=== Supplied material ===

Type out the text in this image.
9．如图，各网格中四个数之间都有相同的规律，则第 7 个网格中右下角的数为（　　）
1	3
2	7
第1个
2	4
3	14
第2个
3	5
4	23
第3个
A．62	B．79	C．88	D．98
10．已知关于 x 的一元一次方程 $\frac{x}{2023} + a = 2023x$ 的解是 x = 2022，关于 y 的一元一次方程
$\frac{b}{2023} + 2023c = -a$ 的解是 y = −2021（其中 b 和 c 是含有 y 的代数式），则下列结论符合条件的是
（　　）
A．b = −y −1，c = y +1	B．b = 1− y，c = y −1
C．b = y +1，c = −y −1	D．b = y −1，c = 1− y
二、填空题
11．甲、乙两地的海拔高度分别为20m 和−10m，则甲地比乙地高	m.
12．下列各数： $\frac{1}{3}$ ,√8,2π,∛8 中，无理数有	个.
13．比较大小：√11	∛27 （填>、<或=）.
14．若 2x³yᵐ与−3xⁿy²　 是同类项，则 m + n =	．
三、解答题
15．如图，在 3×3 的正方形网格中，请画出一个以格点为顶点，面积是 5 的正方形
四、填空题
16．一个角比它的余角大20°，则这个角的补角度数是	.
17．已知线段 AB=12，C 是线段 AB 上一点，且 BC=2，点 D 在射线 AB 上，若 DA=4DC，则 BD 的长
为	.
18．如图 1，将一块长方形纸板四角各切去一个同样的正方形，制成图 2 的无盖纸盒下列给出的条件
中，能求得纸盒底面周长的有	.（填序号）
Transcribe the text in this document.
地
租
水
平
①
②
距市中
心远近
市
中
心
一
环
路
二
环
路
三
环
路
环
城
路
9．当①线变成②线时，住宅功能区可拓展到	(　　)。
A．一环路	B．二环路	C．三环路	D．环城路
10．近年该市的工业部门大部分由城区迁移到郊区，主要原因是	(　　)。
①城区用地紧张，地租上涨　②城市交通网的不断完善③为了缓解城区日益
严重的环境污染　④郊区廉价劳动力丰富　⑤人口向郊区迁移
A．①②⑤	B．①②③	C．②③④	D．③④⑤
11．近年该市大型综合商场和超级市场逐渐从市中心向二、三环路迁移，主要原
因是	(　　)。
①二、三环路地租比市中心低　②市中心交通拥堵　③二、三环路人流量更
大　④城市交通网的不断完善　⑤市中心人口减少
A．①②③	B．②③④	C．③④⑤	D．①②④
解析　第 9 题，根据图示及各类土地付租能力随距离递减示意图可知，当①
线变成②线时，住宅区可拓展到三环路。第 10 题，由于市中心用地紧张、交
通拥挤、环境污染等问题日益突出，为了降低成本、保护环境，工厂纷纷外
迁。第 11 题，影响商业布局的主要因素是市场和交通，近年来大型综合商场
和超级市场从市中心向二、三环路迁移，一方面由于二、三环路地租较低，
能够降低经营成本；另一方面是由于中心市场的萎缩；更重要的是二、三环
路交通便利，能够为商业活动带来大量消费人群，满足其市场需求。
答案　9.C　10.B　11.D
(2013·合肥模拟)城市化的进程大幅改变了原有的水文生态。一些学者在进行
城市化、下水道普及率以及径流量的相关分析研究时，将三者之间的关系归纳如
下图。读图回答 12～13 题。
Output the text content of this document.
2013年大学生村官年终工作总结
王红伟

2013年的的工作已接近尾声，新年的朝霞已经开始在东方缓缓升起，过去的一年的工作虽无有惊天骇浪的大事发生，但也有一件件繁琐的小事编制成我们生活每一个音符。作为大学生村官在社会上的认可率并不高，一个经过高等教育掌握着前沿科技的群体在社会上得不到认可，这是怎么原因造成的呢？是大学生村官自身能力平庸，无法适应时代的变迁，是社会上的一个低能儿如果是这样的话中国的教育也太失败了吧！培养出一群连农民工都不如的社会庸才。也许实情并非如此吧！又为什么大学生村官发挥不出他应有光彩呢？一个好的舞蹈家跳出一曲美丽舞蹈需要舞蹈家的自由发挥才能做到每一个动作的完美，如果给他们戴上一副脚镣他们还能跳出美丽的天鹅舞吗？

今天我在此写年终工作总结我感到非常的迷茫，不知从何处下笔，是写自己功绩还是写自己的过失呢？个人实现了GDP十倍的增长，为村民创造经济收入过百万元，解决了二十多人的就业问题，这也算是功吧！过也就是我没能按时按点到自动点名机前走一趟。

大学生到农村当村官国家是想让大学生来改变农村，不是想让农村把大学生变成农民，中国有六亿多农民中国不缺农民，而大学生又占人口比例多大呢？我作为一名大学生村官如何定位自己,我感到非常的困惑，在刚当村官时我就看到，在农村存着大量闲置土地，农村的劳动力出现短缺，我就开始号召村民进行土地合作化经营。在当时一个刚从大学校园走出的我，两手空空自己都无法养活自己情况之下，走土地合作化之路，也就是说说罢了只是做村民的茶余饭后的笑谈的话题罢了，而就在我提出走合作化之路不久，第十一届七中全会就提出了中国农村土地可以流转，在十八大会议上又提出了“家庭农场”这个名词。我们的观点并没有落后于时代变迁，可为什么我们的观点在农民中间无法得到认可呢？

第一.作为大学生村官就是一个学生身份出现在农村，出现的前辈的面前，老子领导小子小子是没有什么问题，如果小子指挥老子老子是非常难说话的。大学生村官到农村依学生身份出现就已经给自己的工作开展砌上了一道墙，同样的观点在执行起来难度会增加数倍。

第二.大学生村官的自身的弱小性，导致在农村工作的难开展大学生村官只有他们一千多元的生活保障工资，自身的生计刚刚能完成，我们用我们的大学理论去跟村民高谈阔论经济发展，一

===

## Requirements
Output every line above without altering anything.

## Correct response
Type out the text in this image.
9．如图，各网格中四个数之间都有相同的规律，则第 7 个网格中右下角的数为（　　）
1	3
2	7
第1个
2	4
3	14
第2个
3	5
4	23
第3个
A．62	B．79	C．88	D．98
10．已知关于 x 的一元一次方程 $\frac{x}{2023} + a = 2023x$ 的解是 x = 2022，关于 y 的一元一次方程
$\frac{b}{2023} + 2023c = -a$ 的解是 y = −2021（其中 b 和 c 是含有 y 的代数式），则下列结论符合条件的是
（　　）
A．b = −y −1，c = y +1	B．b = 1− y，c = y −1
C．b = y +1，c = −y −1	D．b = y −1，c = 1− y
二、填空题
11．甲、乙两地的海拔高度分别为20m 和−10m，则甲地比乙地高	m.
12．下列各数： $\frac{1}{3}$ ,√8,2π,∛8 中，无理数有	个.
13．比较大小：√11	∛27 （填>、<或=）.
14．若 2x³yᵐ与−3xⁿy²　 是同类项，则 m + n =	．
三、解答题
15．如图，在 3×3 的正方形网格中，请画出一个以格点为顶点，面积是 5 的正方形
四、填空题
16．一个角比它的余角大20°，则这个角的补角度数是	.
17．已知线段 AB=12，C 是线段 AB 上一点，且 BC=2，点 D 在射线 AB 上，若 DA=4DC，则 BD 的长
为	.
18．如图 1，将一块长方形纸板四角各切去一个同样的正方形，制成图 2 的无盖纸盒下列给出的条件
中，能求得纸盒底面周长的有	.（填序号）
Transcribe the text in this document.
地
租
水
平
①
②
距市中
心远近
市
中
心
一
环
路
二
环
路
三
环
路
环
城
路
9．当①线变成②线时，住宅功能区可拓展到	(　　)。
A．一环路	B．二环路	C．三环路	D．环城路
10．近年该市的工业部门大部分由城区迁移到郊区，主要原因是	(　　)。
①城区用地紧张，地租上涨　②城市交通网的不断完善③为了缓解城区日益
严重的环境污染　④郊区廉价劳动力丰富　⑤人口向郊区迁移
A．①②⑤	B．①②③	C．②③④	D．③④⑤
11．近年该市大型综合商场和超级市场逐渐从市中心向二、三环路迁移，主要原
因是	(　　)。
①二、三环路地租比市中心低　②市中心交通拥堵　③二、三环路人流量更
大　④城市交通网的不断完善　⑤市中心人口减少
A．①②③	B．②③④	C．③④⑤	D．①②④
解析　第 9 题，根据图示及各类土地付租能力随距离递减示意图可知，当①
线变成②线时，住宅区可拓展到三环路。第 10 题，由于市中心用地紧张、交
通拥挤、环境污染等问题日益突出，为了降低成本、保护环境，工厂纷纷外
迁。第 11 题，影响商业布局的主要因素是市场和交通，近年来大型综合商场
和超级市场从市中心向二、三环路迁移，一方面由于二、三环路地租较低，
能够降低经营成本；另一方面是由于中心市场的萎缩；更重要的是二、三环
路交通便利，能够为商业活动带来大量消费人群，满足其市场需求。
答案　9.C　10.B　11.D
(2013·合肥模拟)城市化的进程大幅改变了原有的水文生态。一些学者在进行
城市化、下水道普及率以及径流量的相关分析研究时，将三者之间的关系归纳如
下图。读图回答 12～13 题。
Output the text content of this document.
2013年大学生村官年终工作总结
王红伟

2013年的的工作已接近尾声，新年的朝霞已经开始在东方缓缓升起，过去的一年的工作虽无有惊天骇浪的大事发生，但也有一件件繁琐的小事编制成我们生活每一个音符。作为大学生村官在社会上的认可率并不高，一个经过高等教育掌握着前沿科技的群体在社会上得不到认可，这是怎么原因造成的呢？是大学生村官自身能力平庸，无法适应时代的变迁，是社会上的一个低能儿如果是这样的话中国的教育也太失败了吧！培养出一群连农民工都不如的社会庸才。也许实情并非如此吧！又为什么大学生村官发挥不出他应有光彩呢？一个好的舞蹈家跳出一曲美丽舞蹈需要舞蹈家的自由发挥才能做到每一个动作的完美，如果给他们戴上一副脚镣他们还能跳出美丽的天鹅舞吗？

今天我在此写年终工作总结我感到非常的迷茫，不知从何处下笔，是写自己功绩还是写自己的过失呢？个人实现了GDP十倍的增长，为村民创造经济收入过百万元，解决了二十多人的就业问题，这也算是功吧！过也就是我没能按时按点到自动点名机前走一趟。

大学生到农村当村官国家是想让大学生来改变农村，不是想让农村把大学生变成农民，中国有六亿多农民中国不缺农民，而大学生又占人口比例多大呢？我作为一名大学生村官如何定位自己,我感到非常的困惑，在刚当村官时我就看到，在农村存着大量闲置土地，农村的劳动力出现短缺，我就开始号召村民进行土地合作化经营。在当时一个刚从大学校园走出的我，两手空空自己都无法养活自己情况之下，走土地合作化之路，也就是说说罢了只是做村民的茶余饭后的笑谈的话题罢了，而就在我提出走合作化之路不久，第十一届七中全会就提出了中国农村土地可以流转，在十八大会议上又提出了“家庭农场”这个名词。我们的观点并没有落后于时代变迁，可为什么我们的观点在农民中间无法得到认可呢？

第一.作为大学生村官就是一个学生身份出现在农村，出现的前辈的面前，老子领导小子小子是没有什么问题，如果小子指挥老子老子是非常难说话的。大学生村官到农村依学生身份出现就已经给自己的工作开展砌上了一道墙，同样的观点在执行起来难度会增加数倍。

第二.大学生村官的自身的弱小性，导致在农村工作的难开展大学生村官只有他们一千多元的生活保障工资，自身的生计刚刚能完成，我们用我们的大学理论去跟村民高谈阔论经济发展，一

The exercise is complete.